Gather the lines that hold the string "JSON".

--- Raw data ---

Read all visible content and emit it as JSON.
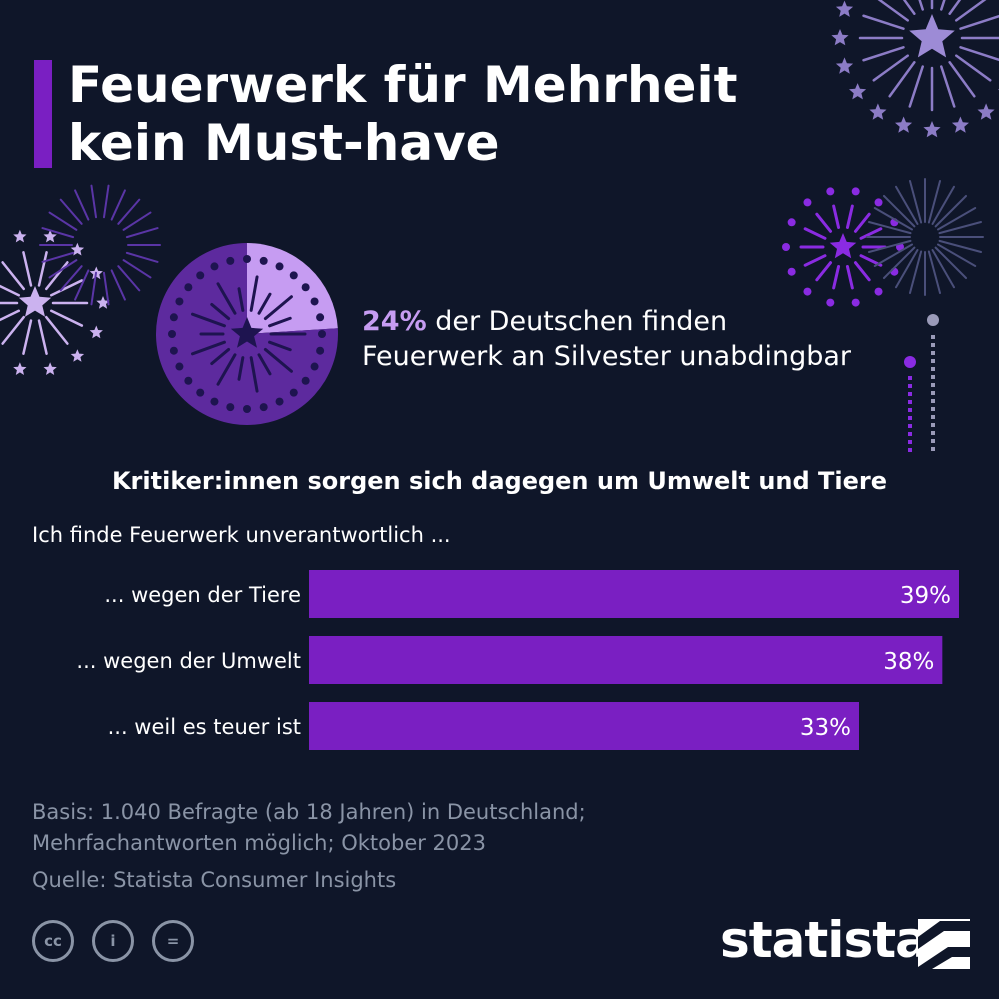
{
  "title": {
    "line1": "Feuerwerk für Mehrheit",
    "line2": "kein Must-have"
  },
  "headline": {
    "percent": "24%",
    "line1": "der Deutschen finden",
    "line2": "Feuerwerk an Silvester unabdingbar"
  },
  "subtitle": "Kritiker:innen sorgen sich dagegen um Umwelt und Tiere",
  "intro": "Ich finde Feuerwerk unverantwortlich ...",
  "footer": {
    "basis_line1": "Basis: 1.040 Befragte (ab 18 Jahren) in Deutschland;",
    "basis_line2": "Mehrfachantworten möglich; Oktober 2023",
    "source": "Quelle: Statista Consumer Insights"
  },
  "license": {
    "cc": "cc",
    "by": "i",
    "nd": "="
  },
  "logo": "statista",
  "colors": {
    "background": "#0f1629",
    "accent": "#7a1fc2",
    "highlight": "#c69cf2",
    "pie_dark": "#5d2a9e",
    "muted": "#8a94a6"
  },
  "chart_data": [
    {
      "type": "pie",
      "values": [
        24,
        76
      ],
      "value_labels": [
        "24%",
        ""
      ]
    },
    {
      "type": "bar",
      "orientation": "horizontal",
      "categories": [
        "... wegen der Tiere",
        "... wegen der Umwelt",
        "... weil es teuer ist"
      ],
      "values": [
        39,
        38,
        33
      ],
      "value_labels": [
        "39%",
        "38%",
        "33%"
      ],
      "xlim": [
        0,
        39
      ],
      "grid": false
    }
  ]
}
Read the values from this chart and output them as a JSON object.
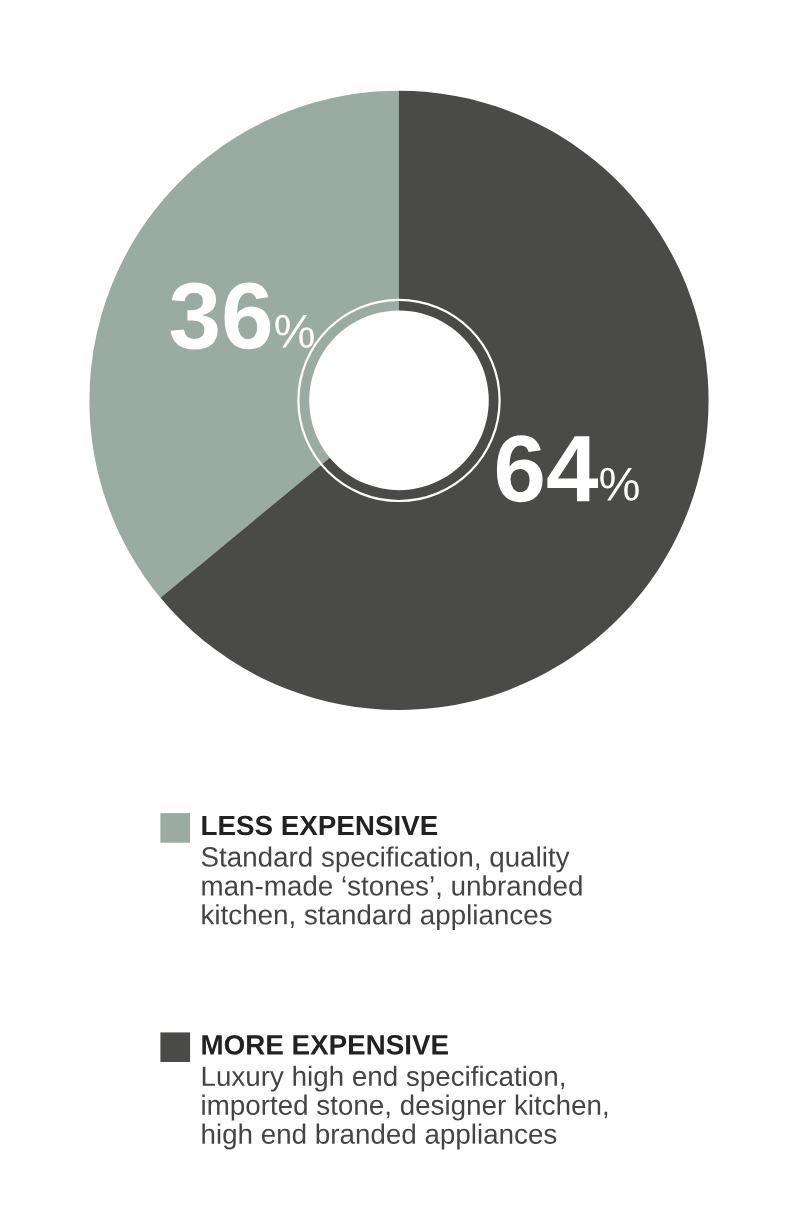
{
  "chart_data": {
    "type": "donut",
    "categories": [
      "LESS EXPENSIVE",
      "MORE EXPENSIVE"
    ],
    "values": [
      36,
      64
    ],
    "colors": [
      "#9aaba3",
      "#4a4a48"
    ],
    "value_labels": [
      "36%",
      "64%"
    ],
    "legend": "bottom",
    "annotations": [
      "Standard specification, quality\nman-made ‘stones’, unbranded\nkitchen, standard appliances",
      "Luxury high end specification,\nimported stone, designer kitchen,\nhigh end branded appliances"
    ]
  }
}
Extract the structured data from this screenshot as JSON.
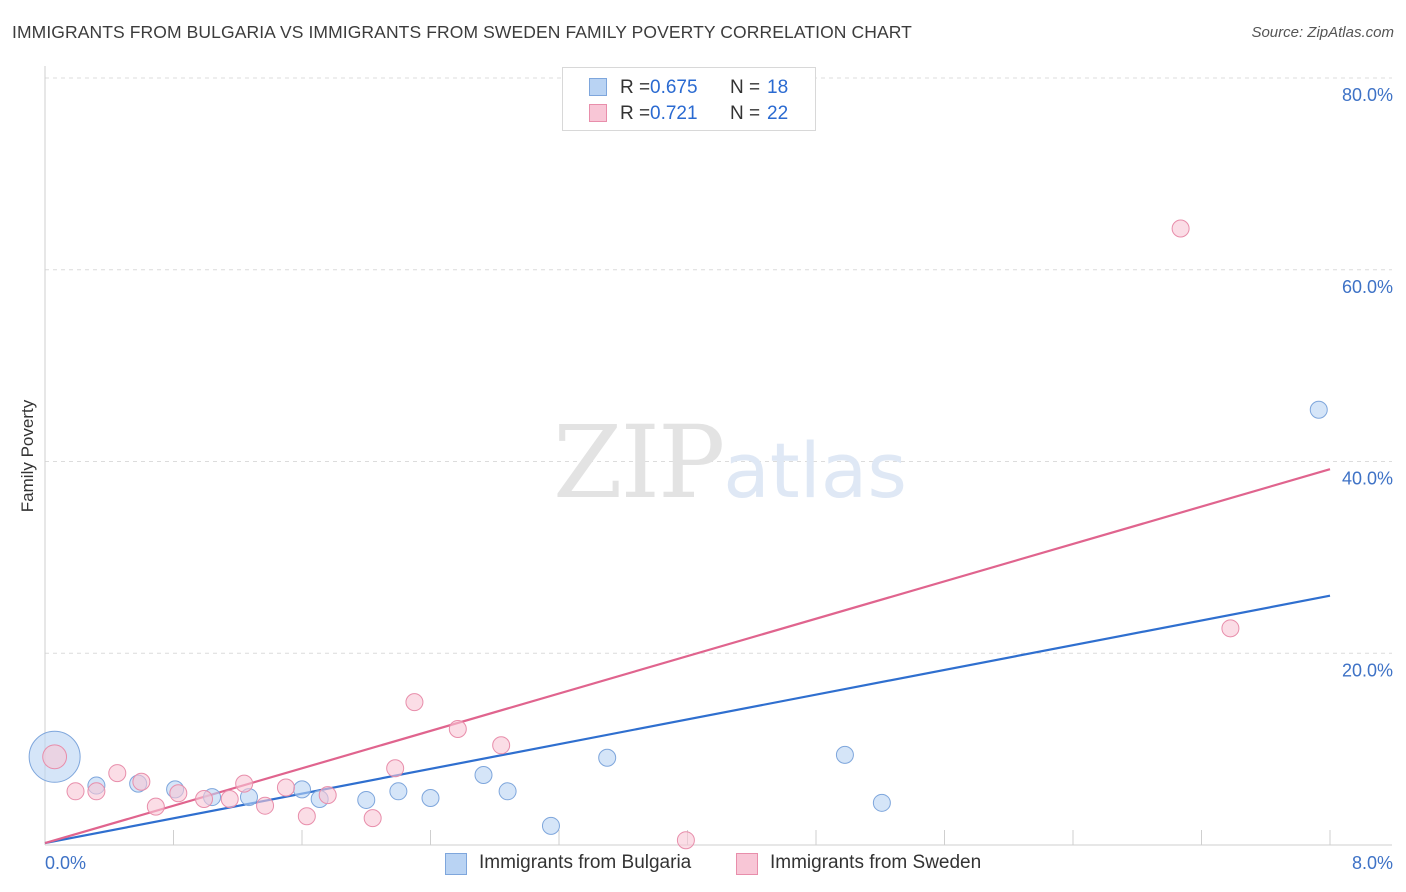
{
  "header": {
    "title": "IMMIGRANTS FROM BULGARIA VS IMMIGRANTS FROM SWEDEN FAMILY POVERTY CORRELATION CHART",
    "source": "Source: ZipAtlas.com"
  },
  "watermark": {
    "part1": "ZIP",
    "part2": "atlas"
  },
  "legend": {
    "r_label": "R =",
    "n_label": "N =",
    "entries": [
      {
        "name": "Immigrants from Bulgaria",
        "r": "0.675",
        "n": "18"
      },
      {
        "name": "Immigrants from Sweden",
        "r": "0.721",
        "n": "22"
      }
    ]
  },
  "colors": {
    "bulgaria_fill": "#b9d3f3",
    "bulgaria_stroke": "#7ea6dc",
    "bulgaria_line": "#2f6fcf",
    "sweden_fill": "#f8c6d6",
    "sweden_stroke": "#e88eab",
    "sweden_line": "#e0648e",
    "tick_label": "#3e72c6",
    "grid": "#dcdcdc"
  },
  "chart_data": {
    "type": "scatter",
    "title": "IMMIGRANTS FROM BULGARIA VS IMMIGRANTS FROM SWEDEN FAMILY POVERTY CORRELATION CHART",
    "xlabel": "",
    "ylabel": "Family Poverty",
    "xlim": [
      0,
      8
    ],
    "ylim": [
      0,
      80
    ],
    "x_tick_labels": [
      "0.0%",
      "8.0%"
    ],
    "y_ticks": [
      20,
      40,
      60,
      80
    ],
    "y_tick_labels": [
      "20.0%",
      "40.0%",
      "60.0%",
      "80.0%"
    ],
    "grid": true,
    "legend_position": "top-center",
    "series": [
      {
        "name": "Immigrants from Bulgaria",
        "points": [
          [
            0.06,
            9.2,
            3.0
          ],
          [
            0.32,
            6.2,
            1
          ],
          [
            0.58,
            6.4,
            1
          ],
          [
            0.81,
            5.8,
            1
          ],
          [
            1.04,
            5.0,
            1
          ],
          [
            1.27,
            5.0,
            1
          ],
          [
            1.6,
            5.8,
            1
          ],
          [
            1.71,
            4.8,
            1
          ],
          [
            2.0,
            4.7,
            1
          ],
          [
            2.2,
            5.6,
            1
          ],
          [
            2.4,
            4.9,
            1
          ],
          [
            2.73,
            7.3,
            1
          ],
          [
            2.88,
            5.6,
            1
          ],
          [
            3.15,
            2.0,
            1
          ],
          [
            3.5,
            9.1,
            1
          ],
          [
            4.98,
            9.4,
            1
          ],
          [
            5.21,
            4.4,
            1
          ],
          [
            7.93,
            45.4,
            1
          ]
        ],
        "trend": {
          "x": [
            0,
            8
          ],
          "y": [
            0.2,
            26.0
          ]
        }
      },
      {
        "name": "Immigrants from Sweden",
        "points": [
          [
            0.06,
            9.2,
            1.4
          ],
          [
            0.19,
            5.6,
            1
          ],
          [
            0.32,
            5.6,
            1
          ],
          [
            0.45,
            7.5,
            1
          ],
          [
            0.6,
            6.6,
            1
          ],
          [
            0.69,
            4.0,
            1
          ],
          [
            0.83,
            5.4,
            1
          ],
          [
            0.99,
            4.8,
            1
          ],
          [
            1.15,
            4.8,
            1
          ],
          [
            1.24,
            6.4,
            1
          ],
          [
            1.37,
            4.1,
            1
          ],
          [
            1.5,
            6.0,
            1
          ],
          [
            1.63,
            3.0,
            1
          ],
          [
            1.76,
            5.2,
            1
          ],
          [
            2.04,
            2.8,
            1
          ],
          [
            2.18,
            8.0,
            1
          ],
          [
            2.3,
            14.9,
            1
          ],
          [
            2.57,
            12.1,
            1
          ],
          [
            2.84,
            10.4,
            1
          ],
          [
            3.99,
            0.5,
            1
          ],
          [
            7.07,
            64.3,
            1
          ],
          [
            7.38,
            22.6,
            1
          ]
        ],
        "trend": {
          "x": [
            0,
            8
          ],
          "y": [
            0.2,
            39.2
          ]
        }
      }
    ]
  }
}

---

# Final answer:
Read all visible content and emit it as JSON.
Read the values from this chart and output them as a JSON object.
Extract the structured data from this screenshot as JSON.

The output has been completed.